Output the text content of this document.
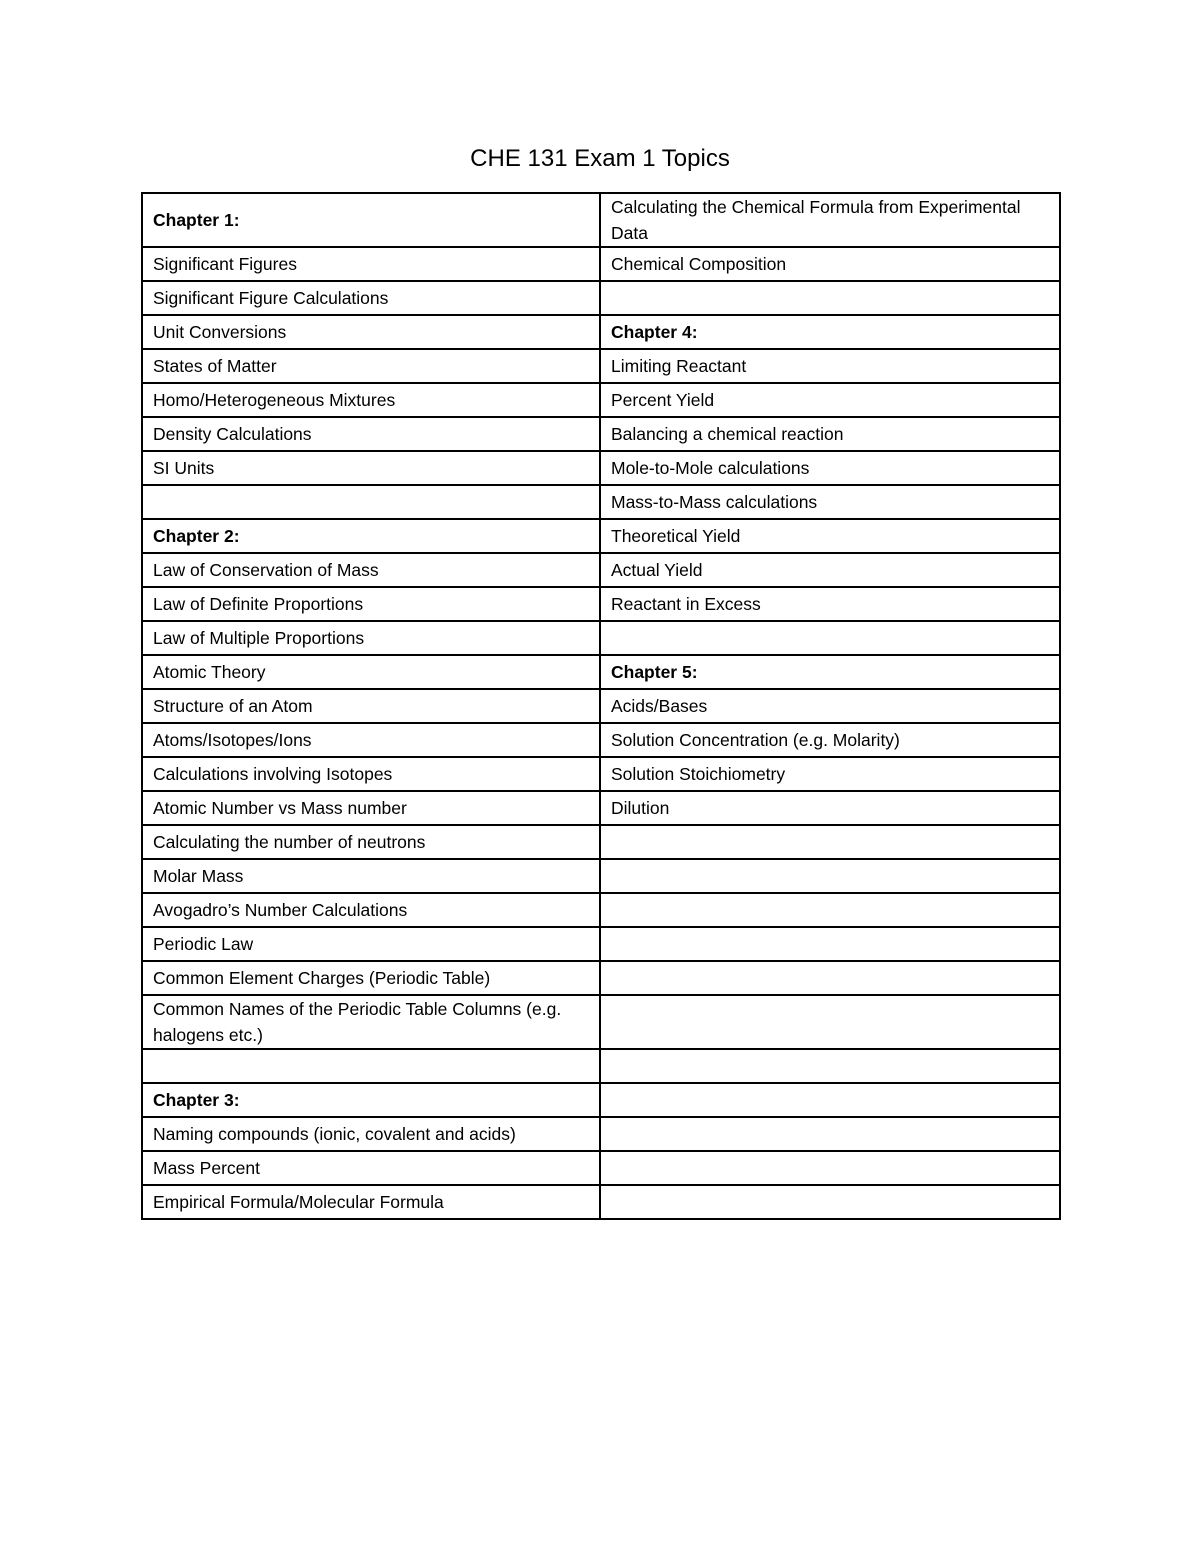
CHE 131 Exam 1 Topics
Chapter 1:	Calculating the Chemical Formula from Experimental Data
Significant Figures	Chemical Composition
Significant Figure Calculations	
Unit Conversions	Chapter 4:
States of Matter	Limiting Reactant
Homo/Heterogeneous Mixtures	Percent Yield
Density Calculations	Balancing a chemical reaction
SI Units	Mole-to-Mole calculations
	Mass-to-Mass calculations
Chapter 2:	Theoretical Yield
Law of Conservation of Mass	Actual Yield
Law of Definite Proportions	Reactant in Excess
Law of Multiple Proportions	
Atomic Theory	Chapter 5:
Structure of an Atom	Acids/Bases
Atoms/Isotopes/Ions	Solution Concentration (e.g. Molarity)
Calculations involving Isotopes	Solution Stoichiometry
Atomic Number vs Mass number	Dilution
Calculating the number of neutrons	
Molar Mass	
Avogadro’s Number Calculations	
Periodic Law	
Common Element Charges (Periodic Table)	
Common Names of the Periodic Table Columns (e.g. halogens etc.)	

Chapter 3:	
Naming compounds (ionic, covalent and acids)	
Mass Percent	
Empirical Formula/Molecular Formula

+++

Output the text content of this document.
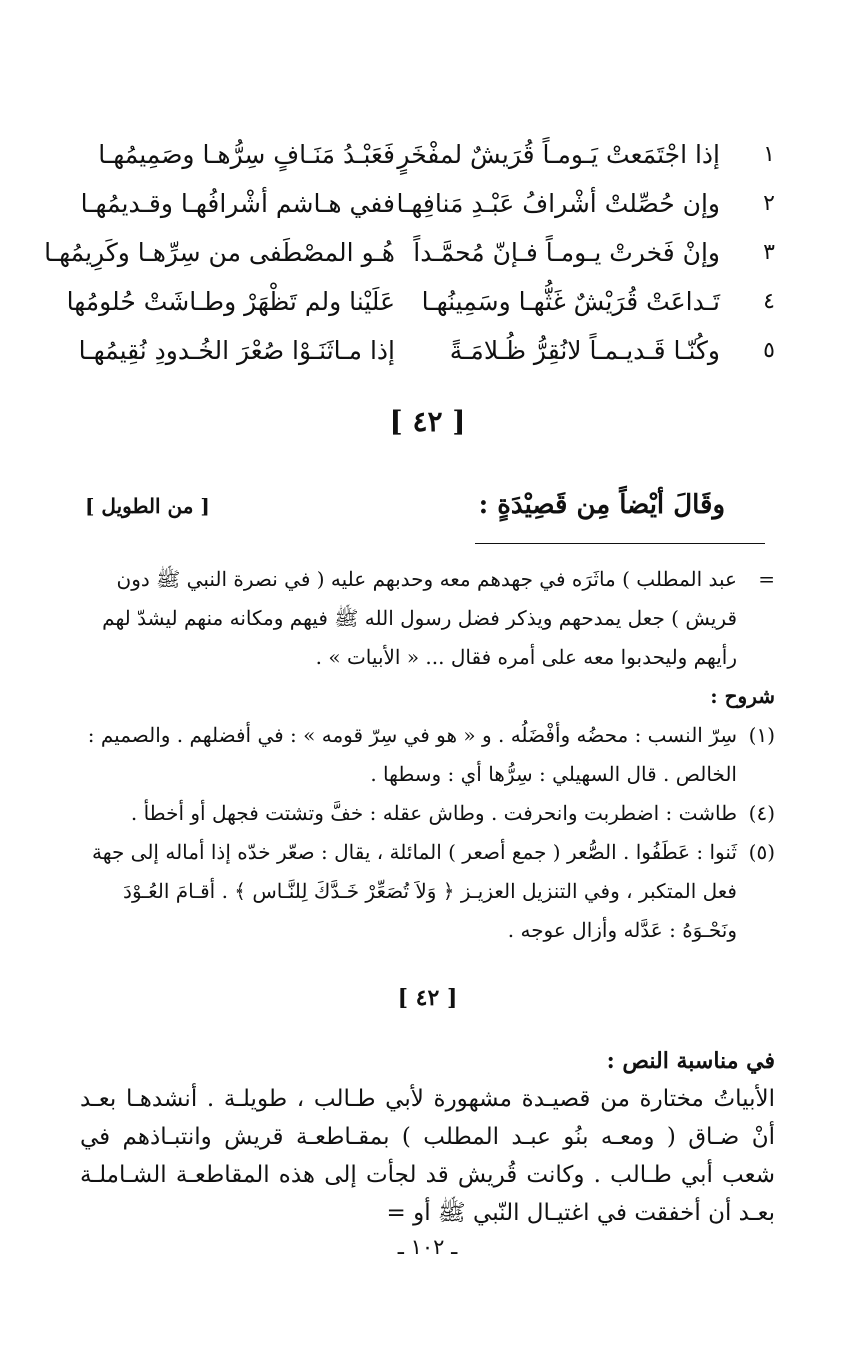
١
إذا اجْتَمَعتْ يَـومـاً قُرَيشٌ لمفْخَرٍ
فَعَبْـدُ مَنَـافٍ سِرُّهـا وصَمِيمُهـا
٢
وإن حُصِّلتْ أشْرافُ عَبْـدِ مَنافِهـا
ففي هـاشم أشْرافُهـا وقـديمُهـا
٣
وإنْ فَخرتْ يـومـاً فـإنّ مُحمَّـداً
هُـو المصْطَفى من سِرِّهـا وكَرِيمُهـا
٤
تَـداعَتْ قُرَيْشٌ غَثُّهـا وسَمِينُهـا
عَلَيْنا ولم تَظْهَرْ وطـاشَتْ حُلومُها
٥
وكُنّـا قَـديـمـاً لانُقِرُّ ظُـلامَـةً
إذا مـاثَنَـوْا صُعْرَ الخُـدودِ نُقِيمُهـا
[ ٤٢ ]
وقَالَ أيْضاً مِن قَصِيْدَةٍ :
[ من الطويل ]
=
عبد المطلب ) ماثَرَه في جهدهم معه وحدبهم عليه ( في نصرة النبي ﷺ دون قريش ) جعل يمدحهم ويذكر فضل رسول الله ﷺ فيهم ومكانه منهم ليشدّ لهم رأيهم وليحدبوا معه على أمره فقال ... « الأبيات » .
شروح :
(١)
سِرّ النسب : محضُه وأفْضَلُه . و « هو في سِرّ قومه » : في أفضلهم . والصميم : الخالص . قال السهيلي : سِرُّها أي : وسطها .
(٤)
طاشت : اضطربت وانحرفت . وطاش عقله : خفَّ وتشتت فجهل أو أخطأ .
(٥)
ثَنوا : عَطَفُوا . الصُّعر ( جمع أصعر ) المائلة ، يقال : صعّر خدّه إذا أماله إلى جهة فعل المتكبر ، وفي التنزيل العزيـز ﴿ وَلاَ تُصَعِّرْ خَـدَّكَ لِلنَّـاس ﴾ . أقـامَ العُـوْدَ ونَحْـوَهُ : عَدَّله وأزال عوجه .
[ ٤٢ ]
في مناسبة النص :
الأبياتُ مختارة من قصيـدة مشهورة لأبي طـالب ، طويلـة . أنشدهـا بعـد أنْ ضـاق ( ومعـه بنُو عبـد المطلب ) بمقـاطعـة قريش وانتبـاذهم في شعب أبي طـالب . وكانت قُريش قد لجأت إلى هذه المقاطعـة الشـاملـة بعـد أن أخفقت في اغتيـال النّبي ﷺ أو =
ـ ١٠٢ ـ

+++

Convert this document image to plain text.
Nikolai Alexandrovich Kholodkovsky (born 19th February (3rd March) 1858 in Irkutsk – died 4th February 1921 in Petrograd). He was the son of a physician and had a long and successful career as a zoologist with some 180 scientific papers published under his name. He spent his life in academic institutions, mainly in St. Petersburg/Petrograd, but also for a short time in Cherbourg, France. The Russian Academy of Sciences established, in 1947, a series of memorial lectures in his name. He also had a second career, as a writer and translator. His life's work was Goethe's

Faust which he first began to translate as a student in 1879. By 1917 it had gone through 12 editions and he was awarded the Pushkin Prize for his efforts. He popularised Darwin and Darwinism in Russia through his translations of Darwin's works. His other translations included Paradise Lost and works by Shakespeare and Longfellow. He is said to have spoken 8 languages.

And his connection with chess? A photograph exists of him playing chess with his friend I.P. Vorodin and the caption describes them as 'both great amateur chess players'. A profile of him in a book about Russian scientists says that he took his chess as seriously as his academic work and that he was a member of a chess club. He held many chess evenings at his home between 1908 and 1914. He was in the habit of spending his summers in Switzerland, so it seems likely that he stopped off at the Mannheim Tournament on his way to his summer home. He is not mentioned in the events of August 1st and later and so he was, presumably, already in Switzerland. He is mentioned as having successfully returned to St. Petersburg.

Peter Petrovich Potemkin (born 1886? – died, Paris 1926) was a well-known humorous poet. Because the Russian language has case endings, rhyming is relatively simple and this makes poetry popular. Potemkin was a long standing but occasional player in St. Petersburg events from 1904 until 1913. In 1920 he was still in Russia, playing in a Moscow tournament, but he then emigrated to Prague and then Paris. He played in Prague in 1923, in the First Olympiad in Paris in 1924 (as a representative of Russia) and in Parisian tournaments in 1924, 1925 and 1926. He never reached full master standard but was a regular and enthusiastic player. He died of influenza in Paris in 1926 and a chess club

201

+++

→ **Written exercise**
What count of lines in the listing contain the word "Mass"? Reply with the number only.

→ **Task answer**
5